◆ Exercise goal: Copy the data exactly as it appears, and do not include any pictures.

◆ Record list:
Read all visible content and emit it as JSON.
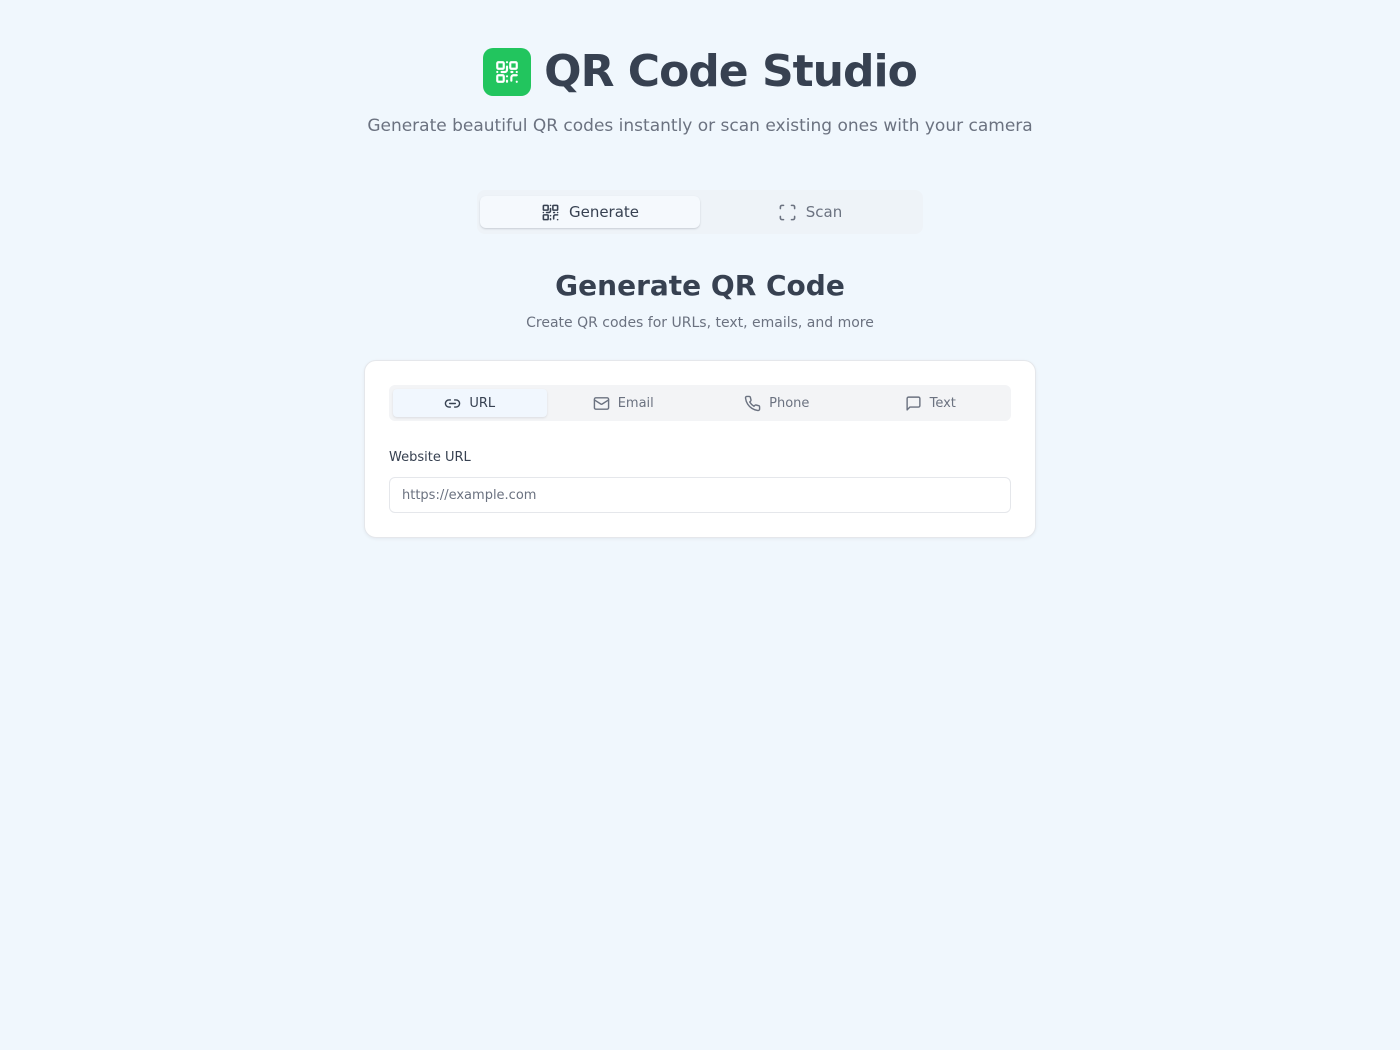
{
  "header": {
    "title": "QR Code Studio",
    "subtitle": "Generate beautiful QR codes instantly or scan existing ones with your camera",
    "logo_icon": "qr-code-icon",
    "brand_color": "#22c55e"
  },
  "mode_tabs": [
    {
      "label": "Generate",
      "icon": "qr-code-icon",
      "active": true
    },
    {
      "label": "Scan",
      "icon": "scan-frame-icon",
      "active": false
    }
  ],
  "section": {
    "title": "Generate QR Code",
    "subtitle": "Create QR codes for URLs, text, emails, and more"
  },
  "type_tabs": [
    {
      "label": "URL",
      "icon": "link-icon",
      "active": true
    },
    {
      "label": "Email",
      "icon": "mail-icon",
      "active": false
    },
    {
      "label": "Phone",
      "icon": "phone-icon",
      "active": false
    },
    {
      "label": "Text",
      "icon": "message-icon",
      "active": false
    }
  ],
  "url_field": {
    "label": "Website URL",
    "placeholder": "https://example.com",
    "value": ""
  }
}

◆ Answer to the problem:
Read all visible content and emit it as JSON.
{
  "header": {
    "title": "QR Code Studio",
    "subtitle": "Generate beautiful QR codes instantly or scan existing ones with your camera",
    "logo_icon": "qr-code-icon",
    "brand_color": "#22c55e"
  },
  "mode_tabs": [
    {
      "label": "Generate",
      "icon": "qr-code-icon",
      "active": true
    },
    {
      "label": "Scan",
      "icon": "scan-frame-icon",
      "active": false
    }
  ],
  "section": {
    "title": "Generate QR Code",
    "subtitle": "Create QR codes for URLs, text, emails, and more"
  },
  "type_tabs": [
    {
      "label": "URL",
      "icon": "link-icon",
      "active": true
    },
    {
      "label": "Email",
      "icon": "mail-icon",
      "active": false
    },
    {
      "label": "Phone",
      "icon": "phone-icon",
      "active": false
    },
    {
      "label": "Text",
      "icon": "message-icon",
      "active": false
    }
  ],
  "url_field": {
    "label": "Website URL",
    "placeholder": "https://example.com",
    "value": ""
  }
}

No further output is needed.